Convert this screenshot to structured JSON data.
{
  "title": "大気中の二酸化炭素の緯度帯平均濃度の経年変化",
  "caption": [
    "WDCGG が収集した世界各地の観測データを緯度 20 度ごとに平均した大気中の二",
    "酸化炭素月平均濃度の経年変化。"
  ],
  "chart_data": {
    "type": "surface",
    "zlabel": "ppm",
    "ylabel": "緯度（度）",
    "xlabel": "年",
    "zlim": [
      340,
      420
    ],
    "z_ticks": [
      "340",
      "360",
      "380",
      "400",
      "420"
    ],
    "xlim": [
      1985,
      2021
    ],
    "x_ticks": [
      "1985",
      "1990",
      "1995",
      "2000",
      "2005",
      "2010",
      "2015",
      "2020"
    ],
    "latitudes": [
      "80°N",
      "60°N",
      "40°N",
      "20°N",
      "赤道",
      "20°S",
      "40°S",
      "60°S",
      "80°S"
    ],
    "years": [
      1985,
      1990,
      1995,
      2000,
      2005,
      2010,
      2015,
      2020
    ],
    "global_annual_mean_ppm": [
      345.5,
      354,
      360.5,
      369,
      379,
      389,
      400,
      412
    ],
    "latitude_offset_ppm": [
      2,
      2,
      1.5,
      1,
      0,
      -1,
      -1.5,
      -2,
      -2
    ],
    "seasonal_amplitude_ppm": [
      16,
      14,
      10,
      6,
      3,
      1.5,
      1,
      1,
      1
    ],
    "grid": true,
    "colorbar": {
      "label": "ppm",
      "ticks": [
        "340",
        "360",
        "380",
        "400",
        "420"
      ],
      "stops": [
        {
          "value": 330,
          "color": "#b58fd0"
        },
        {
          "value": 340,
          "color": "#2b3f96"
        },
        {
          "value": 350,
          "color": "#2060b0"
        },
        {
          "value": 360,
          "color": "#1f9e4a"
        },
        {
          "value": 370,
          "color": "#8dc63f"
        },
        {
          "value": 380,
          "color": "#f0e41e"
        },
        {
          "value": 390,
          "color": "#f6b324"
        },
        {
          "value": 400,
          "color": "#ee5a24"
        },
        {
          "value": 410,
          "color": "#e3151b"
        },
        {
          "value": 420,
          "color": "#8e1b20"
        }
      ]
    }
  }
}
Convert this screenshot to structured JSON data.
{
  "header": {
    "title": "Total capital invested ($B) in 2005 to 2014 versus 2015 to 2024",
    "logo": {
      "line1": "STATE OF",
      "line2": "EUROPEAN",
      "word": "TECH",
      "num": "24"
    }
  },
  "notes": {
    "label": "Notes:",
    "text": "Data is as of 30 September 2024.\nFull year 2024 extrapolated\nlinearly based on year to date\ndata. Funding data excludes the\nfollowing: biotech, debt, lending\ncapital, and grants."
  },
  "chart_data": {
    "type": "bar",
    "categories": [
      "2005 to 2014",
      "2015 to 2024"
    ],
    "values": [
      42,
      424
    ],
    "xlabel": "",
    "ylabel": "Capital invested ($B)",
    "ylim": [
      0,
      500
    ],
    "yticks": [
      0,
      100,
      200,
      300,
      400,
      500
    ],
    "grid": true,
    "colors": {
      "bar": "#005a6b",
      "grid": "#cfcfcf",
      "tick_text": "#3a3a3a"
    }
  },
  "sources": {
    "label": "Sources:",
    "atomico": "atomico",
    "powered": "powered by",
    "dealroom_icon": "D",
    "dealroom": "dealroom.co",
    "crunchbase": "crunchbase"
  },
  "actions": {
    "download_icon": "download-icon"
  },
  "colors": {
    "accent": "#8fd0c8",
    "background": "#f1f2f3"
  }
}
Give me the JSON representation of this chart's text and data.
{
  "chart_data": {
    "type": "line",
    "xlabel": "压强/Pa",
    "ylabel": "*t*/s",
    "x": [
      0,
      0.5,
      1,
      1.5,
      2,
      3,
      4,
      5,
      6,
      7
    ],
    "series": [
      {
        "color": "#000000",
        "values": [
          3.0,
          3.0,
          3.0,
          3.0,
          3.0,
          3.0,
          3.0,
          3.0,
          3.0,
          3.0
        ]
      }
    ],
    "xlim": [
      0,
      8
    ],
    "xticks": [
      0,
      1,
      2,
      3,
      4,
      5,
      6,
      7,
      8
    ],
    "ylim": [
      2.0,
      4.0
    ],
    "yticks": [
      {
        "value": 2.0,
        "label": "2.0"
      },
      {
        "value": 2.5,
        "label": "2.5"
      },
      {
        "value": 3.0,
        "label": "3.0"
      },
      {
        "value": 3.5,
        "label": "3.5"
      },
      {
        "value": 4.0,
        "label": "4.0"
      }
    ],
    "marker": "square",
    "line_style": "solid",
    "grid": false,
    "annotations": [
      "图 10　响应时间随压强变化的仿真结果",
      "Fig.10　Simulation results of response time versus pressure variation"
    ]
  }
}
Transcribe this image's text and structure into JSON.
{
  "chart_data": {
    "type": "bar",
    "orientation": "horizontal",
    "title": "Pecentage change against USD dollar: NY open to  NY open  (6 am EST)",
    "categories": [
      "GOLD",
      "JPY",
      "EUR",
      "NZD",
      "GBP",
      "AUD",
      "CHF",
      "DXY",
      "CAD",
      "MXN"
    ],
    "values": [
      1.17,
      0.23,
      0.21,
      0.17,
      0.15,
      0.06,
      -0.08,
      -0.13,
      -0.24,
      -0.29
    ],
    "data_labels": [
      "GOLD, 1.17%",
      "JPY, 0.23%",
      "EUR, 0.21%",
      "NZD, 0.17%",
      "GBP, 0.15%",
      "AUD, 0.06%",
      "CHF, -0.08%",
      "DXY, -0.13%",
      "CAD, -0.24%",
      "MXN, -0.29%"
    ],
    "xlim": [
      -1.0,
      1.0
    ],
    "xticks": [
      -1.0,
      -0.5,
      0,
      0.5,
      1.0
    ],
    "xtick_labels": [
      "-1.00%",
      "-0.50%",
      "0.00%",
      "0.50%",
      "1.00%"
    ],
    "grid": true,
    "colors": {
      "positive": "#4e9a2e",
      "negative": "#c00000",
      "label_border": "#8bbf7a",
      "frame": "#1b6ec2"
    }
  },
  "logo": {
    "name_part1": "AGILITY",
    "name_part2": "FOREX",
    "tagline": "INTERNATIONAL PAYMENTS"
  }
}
________________
* **Stated exercise**
Show every line of the listing in which the string "this" can be found.

* **Response**
Convert this screenshot to structured JSON data.
Convert this screenshot to structured JSON data.
Give me the JSON representation of this chart's text and data.
Transcribe this image's text and structure into JSON.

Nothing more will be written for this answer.